### Required task
Reproduce the records below in full and exactly, without their images.

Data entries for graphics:
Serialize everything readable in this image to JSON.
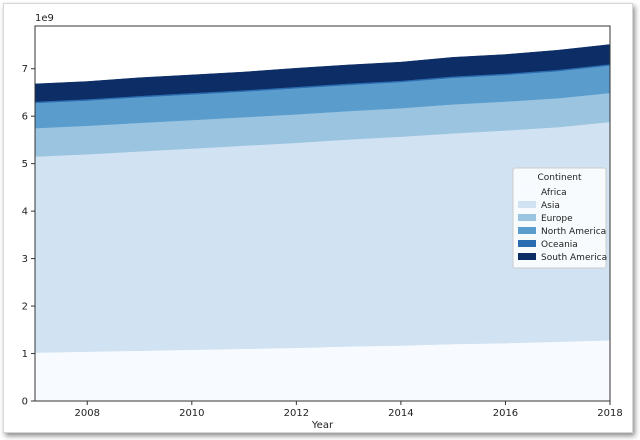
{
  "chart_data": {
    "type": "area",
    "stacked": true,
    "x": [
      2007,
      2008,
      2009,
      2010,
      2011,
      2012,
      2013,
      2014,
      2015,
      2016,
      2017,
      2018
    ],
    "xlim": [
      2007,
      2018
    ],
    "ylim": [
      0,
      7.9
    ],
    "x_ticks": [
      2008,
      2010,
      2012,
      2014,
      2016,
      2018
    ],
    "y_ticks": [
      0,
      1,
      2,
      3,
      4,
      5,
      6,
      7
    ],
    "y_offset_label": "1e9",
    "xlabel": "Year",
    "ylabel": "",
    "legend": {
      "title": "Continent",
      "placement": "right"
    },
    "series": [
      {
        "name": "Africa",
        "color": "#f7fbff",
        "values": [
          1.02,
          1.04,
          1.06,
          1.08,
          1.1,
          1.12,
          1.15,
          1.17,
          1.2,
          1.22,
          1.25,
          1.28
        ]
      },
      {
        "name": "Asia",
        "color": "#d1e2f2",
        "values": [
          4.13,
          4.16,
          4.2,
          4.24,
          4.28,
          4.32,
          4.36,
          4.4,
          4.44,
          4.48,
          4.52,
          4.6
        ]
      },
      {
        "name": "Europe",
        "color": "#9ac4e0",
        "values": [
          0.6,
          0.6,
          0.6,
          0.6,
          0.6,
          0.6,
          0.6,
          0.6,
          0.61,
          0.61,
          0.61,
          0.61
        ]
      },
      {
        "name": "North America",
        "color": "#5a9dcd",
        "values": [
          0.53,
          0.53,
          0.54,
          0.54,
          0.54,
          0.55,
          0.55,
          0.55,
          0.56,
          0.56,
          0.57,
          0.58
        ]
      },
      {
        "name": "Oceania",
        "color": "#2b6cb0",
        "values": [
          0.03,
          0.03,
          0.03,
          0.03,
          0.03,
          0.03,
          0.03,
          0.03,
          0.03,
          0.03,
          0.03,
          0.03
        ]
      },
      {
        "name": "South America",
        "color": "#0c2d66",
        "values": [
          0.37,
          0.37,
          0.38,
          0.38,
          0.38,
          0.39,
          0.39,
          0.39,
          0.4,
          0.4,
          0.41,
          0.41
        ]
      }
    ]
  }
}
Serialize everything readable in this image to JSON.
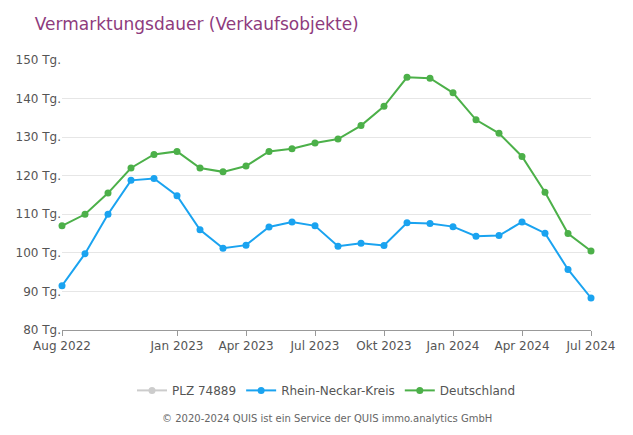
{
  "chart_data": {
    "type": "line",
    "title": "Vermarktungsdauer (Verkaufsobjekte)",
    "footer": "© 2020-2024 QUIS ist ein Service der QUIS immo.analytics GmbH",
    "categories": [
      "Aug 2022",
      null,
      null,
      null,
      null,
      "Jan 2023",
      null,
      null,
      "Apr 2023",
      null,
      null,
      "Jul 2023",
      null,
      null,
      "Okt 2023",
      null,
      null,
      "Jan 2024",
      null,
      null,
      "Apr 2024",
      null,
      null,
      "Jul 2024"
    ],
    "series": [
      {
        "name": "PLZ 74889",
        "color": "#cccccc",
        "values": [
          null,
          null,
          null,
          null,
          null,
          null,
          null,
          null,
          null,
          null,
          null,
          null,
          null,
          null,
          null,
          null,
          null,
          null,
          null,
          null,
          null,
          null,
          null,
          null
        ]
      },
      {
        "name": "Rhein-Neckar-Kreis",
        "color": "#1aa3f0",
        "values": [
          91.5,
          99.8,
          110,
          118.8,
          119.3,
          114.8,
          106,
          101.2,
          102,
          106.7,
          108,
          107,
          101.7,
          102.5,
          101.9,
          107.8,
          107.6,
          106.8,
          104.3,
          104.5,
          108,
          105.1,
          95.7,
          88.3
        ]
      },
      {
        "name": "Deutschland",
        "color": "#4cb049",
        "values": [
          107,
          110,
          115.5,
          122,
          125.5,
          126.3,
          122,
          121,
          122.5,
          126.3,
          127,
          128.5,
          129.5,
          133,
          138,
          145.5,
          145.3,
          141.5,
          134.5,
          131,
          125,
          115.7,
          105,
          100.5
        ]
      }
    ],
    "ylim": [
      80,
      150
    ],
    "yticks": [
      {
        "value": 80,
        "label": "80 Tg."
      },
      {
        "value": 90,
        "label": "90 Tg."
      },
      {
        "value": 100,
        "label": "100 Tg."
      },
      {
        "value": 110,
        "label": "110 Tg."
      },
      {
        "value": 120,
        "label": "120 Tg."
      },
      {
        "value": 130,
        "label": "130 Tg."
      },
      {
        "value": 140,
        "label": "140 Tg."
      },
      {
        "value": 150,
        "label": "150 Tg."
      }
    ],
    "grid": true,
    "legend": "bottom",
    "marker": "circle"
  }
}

### Task response
Serialize everything readable in this image to JSON.
{
  "chart_data": {
    "type": "area",
    "stacked": true,
    "x": [
      2007,
      2008,
      2009,
      2010,
      2011,
      2012,
      2013,
      2014,
      2015,
      2016,
      2017,
      2018
    ],
    "xlim": [
      2007,
      2018
    ],
    "ylim": [
      0,
      7.9
    ],
    "x_ticks": [
      2008,
      2010,
      2012,
      2014,
      2016,
      2018
    ],
    "y_ticks": [
      0,
      1,
      2,
      3,
      4,
      5,
      6,
      7
    ],
    "y_offset_label": "1e9",
    "xlabel": "Year",
    "ylabel": "",
    "legend": {
      "title": "Continent",
      "placement": "right"
    },
    "series": [
      {
        "name": "Africa",
        "color": "#f7fbff",
        "values": [
          1.02,
          1.04,
          1.06,
          1.08,
          1.1,
          1.12,
          1.15,
          1.17,
          1.2,
          1.22,
          1.25,
          1.28
        ]
      },
      {
        "name": "Asia",
        "color": "#d1e2f2",
        "values": [
          4.13,
          4.16,
          4.2,
          4.24,
          4.28,
          4.32,
          4.36,
          4.4,
          4.44,
          4.48,
          4.52,
          4.6
        ]
      },
      {
        "name": "Europe",
        "color": "#9ac4e0",
        "values": [
          0.6,
          0.6,
          0.6,
          0.6,
          0.6,
          0.6,
          0.6,
          0.6,
          0.61,
          0.61,
          0.61,
          0.61
        ]
      },
      {
        "name": "North America",
        "color": "#5a9dcd",
        "values": [
          0.53,
          0.53,
          0.54,
          0.54,
          0.54,
          0.55,
          0.55,
          0.55,
          0.56,
          0.56,
          0.57,
          0.58
        ]
      },
      {
        "name": "Oceania",
        "color": "#2b6cb0",
        "values": [
          0.03,
          0.03,
          0.03,
          0.03,
          0.03,
          0.03,
          0.03,
          0.03,
          0.03,
          0.03,
          0.03,
          0.03
        ]
      },
      {
        "name": "South America",
        "color": "#0c2d66",
        "values": [
          0.37,
          0.37,
          0.38,
          0.38,
          0.38,
          0.39,
          0.39,
          0.39,
          0.4,
          0.4,
          0.41,
          0.41
        ]
      }
    ]
  }
}
Serialize everything readable in this image to JSON.
{
  "chart_data": {
    "type": "line",
    "title": "Vermarktungsdauer (Verkaufsobjekte)",
    "footer": "© 2020-2024 QUIS ist ein Service der QUIS immo.analytics GmbH",
    "categories": [
      "Aug 2022",
      null,
      null,
      null,
      null,
      "Jan 2023",
      null,
      null,
      "Apr 2023",
      null,
      null,
      "Jul 2023",
      null,
      null,
      "Okt 2023",
      null,
      null,
      "Jan 2024",
      null,
      null,
      "Apr 2024",
      null,
      null,
      "Jul 2024"
    ],
    "series": [
      {
        "name": "PLZ 74889",
        "color": "#cccccc",
        "values": [
          null,
          null,
          null,
          null,
          null,
          null,
          null,
          null,
          null,
          null,
          null,
          null,
          null,
          null,
          null,
          null,
          null,
          null,
          null,
          null,
          null,
          null,
          null,
          null
        ]
      },
      {
        "name": "Rhein-Neckar-Kreis",
        "color": "#1aa3f0",
        "values": [
          91.5,
          99.8,
          110,
          118.8,
          119.3,
          114.8,
          106,
          101.2,
          102,
          106.7,
          108,
          107,
          101.7,
          102.5,
          101.9,
          107.8,
          107.6,
          106.8,
          104.3,
          104.5,
          108,
          105.1,
          95.7,
          88.3
        ]
      },
      {
        "name": "Deutschland",
        "color": "#4cb049",
        "values": [
          107,
          110,
          115.5,
          122,
          125.5,
          126.3,
          122,
          121,
          122.5,
          126.3,
          127,
          128.5,
          129.5,
          133,
          138,
          145.5,
          145.3,
          141.5,
          134.5,
          131,
          125,
          115.7,
          105,
          100.5
        ]
      }
    ],
    "ylim": [
      80,
      150
    ],
    "yticks": [
      {
        "value": 80,
        "label": "80 Tg."
      },
      {
        "value": 90,
        "label": "90 Tg."
      },
      {
        "value": 100,
        "label": "100 Tg."
      },
      {
        "value": 110,
        "label": "110 Tg."
      },
      {
        "value": 120,
        "label": "120 Tg."
      },
      {
        "value": 130,
        "label": "130 Tg."
      },
      {
        "value": 140,
        "label": "140 Tg."
      },
      {
        "value": 150,
        "label": "150 Tg."
      }
    ],
    "grid": true,
    "legend": "bottom",
    "marker": "circle"
  }
}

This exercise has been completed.